Stored entries:
[BEGIN]

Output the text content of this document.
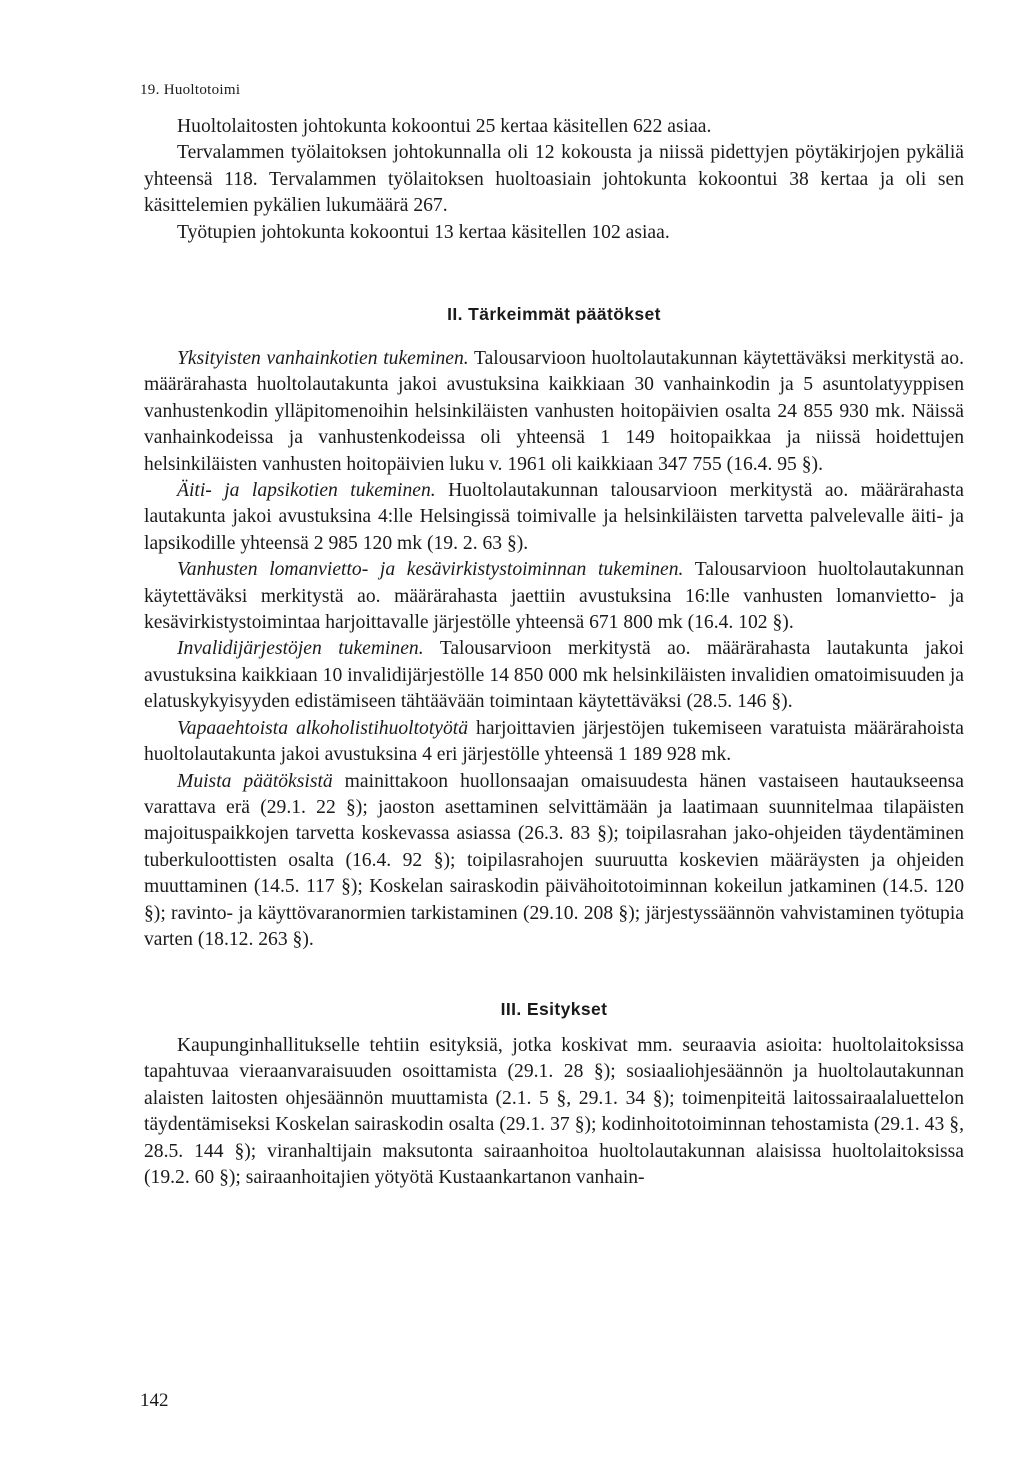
19. Huoltotoimi

Huoltolaitosten johtokunta kokoontui 25 kertaa käsitellen 622 asiaa.

Tervalammen työlaitoksen johtokunnalla oli 12 kokousta ja niissä pidettyjen pöytäkirjojen pykäliä yhteensä 118. Tervalammen työlaitoksen huoltoasiain johtokunta kokoontui 38 kertaa ja oli sen käsittelemien pykälien lukumäärä 267.

Työtupien johtokunta kokoontui 13 kertaa käsitellen 102 asiaa.

II. Tärkeimmät päätökset

Yksityisten vanhainkotien tukeminen. Talousarvioon huoltolautakunnan käytettäväksi merkitystä ao. määrärahasta huoltolautakunta jakoi avustuksina kaikkiaan 30 vanhainkodin ja 5 asuntolatyyppisen vanhustenkodin ylläpitomenoihin helsinkiläisten vanhusten hoitopäivien osalta 24 855 930 mk. Näissä vanhainkodeissa ja vanhustenkodeissa oli yhteensä 1 149 hoitopaikkaa ja niissä hoidettujen helsinkiläisten vanhusten hoitopäivien luku v. 1961 oli kaikkiaan 347 755 (16.4. 95 §).

Äiti- ja lapsikotien tukeminen. Huoltolautakunnan talousarvioon merkitystä ao. määrärahasta lautakunta jakoi avustuksina 4:lle Helsingissä toimivalle ja helsinkiläisten tarvetta palvelevalle äiti- ja lapsikodille yhteensä 2 985 120 mk (19. 2. 63 §).

Vanhusten lomanvietto- ja kesävirkistystoiminnan tukeminen. Talousarvioon huoltolautakunnan käytettäväksi merkitystä ao. määrärahasta jaettiin avustuksina 16:lle vanhusten lomanvietto- ja kesävirkistystoimintaa harjoittavalle järjestölle yhteensä 671 800 mk (16.4. 102 §).

Invalidijärjestöjen tukeminen. Talousarvioon merkitystä ao. määrärahasta lautakunta jakoi avustuksina kaikkiaan 10 invalidijärjestölle 14 850 000 mk helsinkiläisten invalidien omatoimisuuden ja elatuskykyisyyden edistämiseen tähtäävään toimintaan käytettäväksi (28.5. 146 §).

Vapaaehtoista alkoholistihuoltotyötä harjoittavien järjestöjen tukemiseen varatuista määrärahoista huoltolautakunta jakoi avustuksina 4 eri järjestölle yhteensä 1 189 928 mk.

Muista päätöksistä mainittakoon huollonsaajan omaisuudesta hänen vastaiseen hautaukseensa varattava erä (29.1. 22 §); jaoston asettaminen selvittämään ja laatimaan suunnitelmaa tilapäisten majoituspaikkojen tarvetta koskevassa asiassa (26.3. 83 §); toipilasrahan jako-ohjeiden täydentäminen tuberkuloottisten osalta (16.4. 92 §); toipilasrahojen suuruutta koskevien määräysten ja ohjeiden muuttaminen (14.5. 117 §); Koskelan sairaskodin päivähoitotoiminnan kokeilun jatkaminen (14.5. 120 §); ravinto- ja käyttövaranormien tarkistaminen (29.10. 208 §); järjestyssäännön vahvistaminen työtupia varten (18.12. 263 §).

III. Esitykset

Kaupunginhallitukselle tehtiin esityksiä, jotka koskivat mm. seuraavia asioita: huoltolaitoksissa tapahtuvaa vieraanvaraisuuden osoittamista (29.1. 28 §); sosiaaliohjesäännön ja huoltolautakunnan alaisten laitosten ohjesäännön muuttamista (2.1. 5 §, 29.1. 34 §); toimenpiteitä laitossairaalaluettelon täydentämiseksi Koskelan sairaskodin osalta (29.1. 37 §); kodinhoitotoiminnan tehostamista (29.1. 43 §, 28.5. 144 §); viranhaltijain maksutonta sairaanhoitoa huoltolautakunnan alaisissa huoltolaitoksissa (19.2. 60 §); sairaanhoitajien yötyötä Kustaankartanon vanhain-

142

[END]

Task objective: Where a line above holds the string "kokoontui", show that line.

Reply:
Huoltolaitosten johtokunta kokoontui 25 kertaa käsitellen 622 asiaa.
Tervalammen työlaitoksen johtokunnalla oli 12 kokousta ja niissä pidettyjen pöytäkirjojen pykäliä yhteensä 118. Tervalammen työlaitoksen huoltoasiain johtokunta kokoontui 38 kertaa ja oli sen käsittelemien pykälien lukumäärä 267.
Työtupien johtokunta kokoontui 13 kertaa käsitellen 102 asiaa.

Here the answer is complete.